**What you are asked to do**
Reproduce the records below, replacing every occurrence of "bbox" with "bounds" and leaving everything else unchanged.

========================================================================

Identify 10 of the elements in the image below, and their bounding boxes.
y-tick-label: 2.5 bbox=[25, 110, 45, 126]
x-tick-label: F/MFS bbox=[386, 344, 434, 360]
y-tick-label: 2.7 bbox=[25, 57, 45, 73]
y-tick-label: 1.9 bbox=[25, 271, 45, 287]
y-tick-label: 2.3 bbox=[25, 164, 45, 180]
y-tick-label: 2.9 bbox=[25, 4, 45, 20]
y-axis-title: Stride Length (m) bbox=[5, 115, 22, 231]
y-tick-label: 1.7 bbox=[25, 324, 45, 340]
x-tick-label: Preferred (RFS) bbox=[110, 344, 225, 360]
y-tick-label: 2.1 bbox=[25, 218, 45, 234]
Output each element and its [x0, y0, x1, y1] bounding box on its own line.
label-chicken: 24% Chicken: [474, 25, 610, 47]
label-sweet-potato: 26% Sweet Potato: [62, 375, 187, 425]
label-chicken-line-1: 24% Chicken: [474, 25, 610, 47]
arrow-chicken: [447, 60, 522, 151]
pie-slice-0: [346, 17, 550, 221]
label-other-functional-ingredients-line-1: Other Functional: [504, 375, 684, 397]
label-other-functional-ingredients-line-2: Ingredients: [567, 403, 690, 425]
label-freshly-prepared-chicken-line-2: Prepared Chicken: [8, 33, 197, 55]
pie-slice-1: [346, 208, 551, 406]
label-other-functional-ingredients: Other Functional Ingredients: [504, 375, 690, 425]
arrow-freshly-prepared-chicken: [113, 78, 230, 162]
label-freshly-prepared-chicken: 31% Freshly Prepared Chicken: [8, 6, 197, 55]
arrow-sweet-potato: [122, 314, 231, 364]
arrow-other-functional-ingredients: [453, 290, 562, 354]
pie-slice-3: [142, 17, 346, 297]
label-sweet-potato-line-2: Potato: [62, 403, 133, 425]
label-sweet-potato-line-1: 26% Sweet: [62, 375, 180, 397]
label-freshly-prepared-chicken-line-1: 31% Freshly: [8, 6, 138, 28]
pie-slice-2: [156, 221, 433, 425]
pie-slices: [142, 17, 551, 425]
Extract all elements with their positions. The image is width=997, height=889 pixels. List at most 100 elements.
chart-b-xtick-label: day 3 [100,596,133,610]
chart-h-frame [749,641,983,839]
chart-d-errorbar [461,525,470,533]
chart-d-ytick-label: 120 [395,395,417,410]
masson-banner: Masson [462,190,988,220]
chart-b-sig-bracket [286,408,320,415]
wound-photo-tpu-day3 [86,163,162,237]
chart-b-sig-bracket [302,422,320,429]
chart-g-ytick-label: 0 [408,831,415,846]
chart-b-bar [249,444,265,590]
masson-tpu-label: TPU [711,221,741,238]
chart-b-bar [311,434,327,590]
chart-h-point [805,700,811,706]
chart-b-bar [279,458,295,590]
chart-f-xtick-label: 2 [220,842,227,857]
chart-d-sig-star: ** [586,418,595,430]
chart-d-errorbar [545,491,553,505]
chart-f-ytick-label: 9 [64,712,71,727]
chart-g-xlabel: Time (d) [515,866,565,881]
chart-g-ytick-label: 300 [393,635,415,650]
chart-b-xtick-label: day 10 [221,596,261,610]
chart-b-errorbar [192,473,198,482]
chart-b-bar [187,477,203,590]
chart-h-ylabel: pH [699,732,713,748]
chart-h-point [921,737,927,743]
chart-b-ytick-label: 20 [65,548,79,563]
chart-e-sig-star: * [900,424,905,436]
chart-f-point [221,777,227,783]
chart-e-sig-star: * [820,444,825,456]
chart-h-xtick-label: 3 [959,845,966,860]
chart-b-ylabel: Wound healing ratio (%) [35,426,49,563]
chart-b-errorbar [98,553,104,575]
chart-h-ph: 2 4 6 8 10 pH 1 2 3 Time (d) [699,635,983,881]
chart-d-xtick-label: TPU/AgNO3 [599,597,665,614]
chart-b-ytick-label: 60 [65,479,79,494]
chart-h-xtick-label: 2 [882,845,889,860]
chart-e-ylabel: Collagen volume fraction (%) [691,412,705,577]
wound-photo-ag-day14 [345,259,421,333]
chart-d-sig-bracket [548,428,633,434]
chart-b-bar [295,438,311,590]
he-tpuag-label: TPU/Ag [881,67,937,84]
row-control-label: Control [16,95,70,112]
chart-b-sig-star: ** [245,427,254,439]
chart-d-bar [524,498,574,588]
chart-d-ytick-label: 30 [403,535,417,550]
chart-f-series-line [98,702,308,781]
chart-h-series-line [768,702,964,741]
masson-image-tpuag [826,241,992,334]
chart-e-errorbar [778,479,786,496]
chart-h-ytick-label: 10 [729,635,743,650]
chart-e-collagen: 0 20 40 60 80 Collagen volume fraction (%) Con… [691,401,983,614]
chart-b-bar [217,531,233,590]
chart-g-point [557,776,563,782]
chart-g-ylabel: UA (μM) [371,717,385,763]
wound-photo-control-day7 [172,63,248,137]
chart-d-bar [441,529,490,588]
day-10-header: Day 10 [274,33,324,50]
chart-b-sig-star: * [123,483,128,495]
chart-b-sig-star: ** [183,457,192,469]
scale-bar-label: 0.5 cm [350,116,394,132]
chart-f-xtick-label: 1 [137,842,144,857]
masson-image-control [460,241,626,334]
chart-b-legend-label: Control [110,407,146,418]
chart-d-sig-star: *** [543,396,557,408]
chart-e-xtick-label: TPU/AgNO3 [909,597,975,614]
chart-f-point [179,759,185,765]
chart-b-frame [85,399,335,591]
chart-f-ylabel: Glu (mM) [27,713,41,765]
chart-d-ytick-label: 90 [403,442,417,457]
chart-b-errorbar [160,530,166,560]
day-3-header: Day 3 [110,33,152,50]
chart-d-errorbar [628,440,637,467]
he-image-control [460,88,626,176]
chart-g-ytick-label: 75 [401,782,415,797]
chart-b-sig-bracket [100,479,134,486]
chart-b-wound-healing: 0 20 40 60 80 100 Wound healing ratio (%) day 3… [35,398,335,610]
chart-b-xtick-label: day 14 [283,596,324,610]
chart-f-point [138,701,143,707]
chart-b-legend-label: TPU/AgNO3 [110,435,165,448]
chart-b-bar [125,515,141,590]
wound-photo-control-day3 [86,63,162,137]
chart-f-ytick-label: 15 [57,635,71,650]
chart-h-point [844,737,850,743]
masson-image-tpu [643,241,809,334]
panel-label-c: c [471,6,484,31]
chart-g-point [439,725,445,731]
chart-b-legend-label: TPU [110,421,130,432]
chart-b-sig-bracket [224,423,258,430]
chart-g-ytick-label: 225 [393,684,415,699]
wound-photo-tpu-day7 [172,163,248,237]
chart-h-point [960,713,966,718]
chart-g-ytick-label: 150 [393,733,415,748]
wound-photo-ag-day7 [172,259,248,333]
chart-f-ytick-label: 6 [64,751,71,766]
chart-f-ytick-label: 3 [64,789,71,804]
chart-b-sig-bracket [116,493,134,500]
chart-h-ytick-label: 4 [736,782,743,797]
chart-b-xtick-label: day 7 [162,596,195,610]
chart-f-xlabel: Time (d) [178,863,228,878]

========================================================================

**Task answer**
Identify 10 of the elements in the image below, and their bounding boxes.
y-tick-label: 2.5 bounds=[25, 110, 45, 126]
x-tick-label: F/MFS bounds=[386, 344, 434, 360]
y-tick-label: 2.7 bounds=[25, 57, 45, 73]
y-tick-label: 1.9 bounds=[25, 271, 45, 287]
y-tick-label: 2.3 bounds=[25, 164, 45, 180]
y-tick-label: 2.9 bounds=[25, 4, 45, 20]
y-axis-title: Stride Length (m) bounds=[5, 115, 22, 231]
y-tick-label: 1.7 bounds=[25, 324, 45, 340]
x-tick-label: Preferred (RFS) bounds=[110, 344, 225, 360]
y-tick-label: 2.1 bounds=[25, 218, 45, 234]
Output each element and its [x0, y0, x1, y1] bounding box on its own line.
label-chicken: 24% Chicken: [474, 25, 610, 47]
label-sweet-potato: 26% Sweet Potato: [62, 375, 187, 425]
label-chicken-line-1: 24% Chicken: [474, 25, 610, 47]
arrow-chicken: [447, 60, 522, 151]
pie-slice-0: [346, 17, 550, 221]
label-other-functional-ingredients-line-1: Other Functional: [504, 375, 684, 397]
label-other-functional-ingredients-line-2: Ingredients: [567, 403, 690, 425]
label-freshly-prepared-chicken-line-2: Prepared Chicken: [8, 33, 197, 55]
pie-slice-1: [346, 208, 551, 406]
label-other-functional-ingredients: Other Functional Ingredients: [504, 375, 690, 425]
arrow-freshly-prepared-chicken: [113, 78, 230, 162]
label-freshly-prepared-chicken: 31% Freshly Prepared Chicken: [8, 6, 197, 55]
arrow-sweet-potato: [122, 314, 231, 364]
arrow-other-functional-ingredients: [453, 290, 562, 354]
pie-slice-3: [142, 17, 346, 297]
label-sweet-potato-line-2: Potato: [62, 403, 133, 425]
label-sweet-potato-line-1: 26% Sweet: [62, 375, 180, 397]
label-freshly-prepared-chicken-line-1: 31% Freshly: [8, 6, 138, 28]
pie-slice-2: [156, 221, 433, 425]
pie-slices: [142, 17, 551, 425]
Extract all elements with their positions. The image is width=997, height=889 pixels. List at most 100 elements.
chart-b-xtick-label: day 3 [100,596,133,610]
chart-h-frame [749,641,983,839]
chart-d-errorbar [461,525,470,533]
chart-d-ytick-label: 120 [395,395,417,410]
masson-banner: Masson [462,190,988,220]
chart-b-sig-bracket [286,408,320,415]
wound-photo-tpu-day3 [86,163,162,237]
chart-b-sig-bracket [302,422,320,429]
chart-g-ytick-label: 0 [408,831,415,846]
chart-b-bar [249,444,265,590]
masson-tpu-label: TPU [711,221,741,238]
chart-b-bar [311,434,327,590]
chart-h-point [805,700,811,706]
chart-b-bar [279,458,295,590]
chart-f-xtick-label: 2 [220,842,227,857]
chart-d-sig-star: ** [586,418,595,430]
chart-d-errorbar [545,491,553,505]
chart-f-ytick-label: 9 [64,712,71,727]
chart-g-xlabel: Time (d) [515,866,565,881]
chart-g-ytick-label: 300 [393,635,415,650]
chart-b-xtick-label: day 10 [221,596,261,610]
chart-b-errorbar [192,473,198,482]
chart-b-bar [187,477,203,590]
chart-h-ylabel: pH [699,732,713,748]
chart-h-point [921,737,927,743]
chart-b-ytick-label: 20 [65,548,79,563]
chart-e-sig-star: * [900,424,905,436]
chart-f-point [221,777,227,783]
chart-e-sig-star: * [820,444,825,456]
chart-h-xtick-label: 3 [959,845,966,860]
chart-b-ylabel: Wound healing ratio (%) [35,426,49,563]
chart-b-errorbar [98,553,104,575]
chart-h-ph: 2 4 6 8 10 pH 1 2 3 Time (d) [699,635,983,881]
chart-d-xtick-label: TPU/AgNO3 [599,597,665,614]
chart-b-ytick-label: 60 [65,479,79,494]
chart-h-xtick-label: 2 [882,845,889,860]
chart-e-ylabel: Collagen volume fraction (%) [691,412,705,577]
wound-photo-ag-day14 [345,259,421,333]
chart-d-sig-bracket [548,428,633,434]
chart-b-bar [295,438,311,590]
he-tpuag-label: TPU/Ag [881,67,937,84]
row-control-label: Control [16,95,70,112]
chart-b-sig-star: ** [245,427,254,439]
chart-d-bar [524,498,574,588]
chart-d-ytick-label: 30 [403,535,417,550]
chart-f-series-line [98,702,308,781]
chart-h-series-line [768,702,964,741]
masson-image-tpuag [826,241,992,334]
chart-e-errorbar [778,479,786,496]
chart-h-ytick-label: 10 [729,635,743,650]
chart-e-collagen: 0 20 40 60 80 Collagen volume fraction (%) Con… [691,401,983,614]
chart-b-bar [217,531,233,590]
chart-g-point [557,776,563,782]
chart-g-ylabel: UA (μM) [371,717,385,763]
wound-photo-control-day7 [172,63,248,137]
chart-d-bar [441,529,490,588]
day-10-header: Day 10 [274,33,324,50]
chart-b-sig-star: * [123,483,128,495]
chart-b-sig-star: ** [183,457,192,469]
scale-bar-label: 0.5 cm [350,116,394,132]
chart-f-xtick-label: 1 [137,842,144,857]
masson-image-control [460,241,626,334]
chart-b-legend-label: Control [110,407,146,418]
chart-d-sig-star: *** [543,396,557,408]
chart-e-xtick-label: TPU/AgNO3 [909,597,975,614]
chart-f-point [179,759,185,765]
chart-b-frame [85,399,335,591]
chart-f-ylabel: Glu (mM) [27,713,41,765]
chart-d-ytick-label: 90 [403,442,417,457]
chart-b-errorbar [160,530,166,560]
day-3-header: Day 3 [110,33,152,50]
chart-d-errorbar [628,440,637,467]
he-image-control [460,88,626,176]
chart-g-ytick-label: 75 [401,782,415,797]
chart-b-sig-bracket [100,479,134,486]
chart-b-wound-healing: 0 20 40 60 80 100 Wound healing ratio (%) day 3… [35,398,335,610]
chart-b-xtick-label: day 14 [283,596,324,610]
chart-f-point [138,701,143,707]
chart-b-legend-label: TPU/AgNO3 [110,435,165,448]
chart-b-bar [125,515,141,590]
wound-photo-control-day3 [86,63,162,137]
chart-f-ytick-label: 15 [57,635,71,650]
chart-h-point [844,737,850,743]
masson-image-tpu [643,241,809,334]
panel-label-c: c [471,6,484,31]
chart-g-point [439,725,445,731]
chart-b-legend-label: TPU [110,421,130,432]
chart-b-sig-bracket [224,423,258,430]
chart-g-ytick-label: 225 [393,684,415,699]
wound-photo-tpu-day7 [172,163,248,237]
chart-h-point [960,713,966,718]
chart-g-ytick-label: 150 [393,733,415,748]
wound-photo-ag-day7 [172,259,248,333]
chart-f-ytick-label: 6 [64,751,71,766]
chart-f-ytick-label: 3 [64,789,71,804]
chart-b-sig-bracket [116,493,134,500]
chart-h-ytick-label: 4 [736,782,743,797]
chart-b-xtick-label: day 7 [162,596,195,610]
chart-f-xlabel: Time (d) [178,863,228,878]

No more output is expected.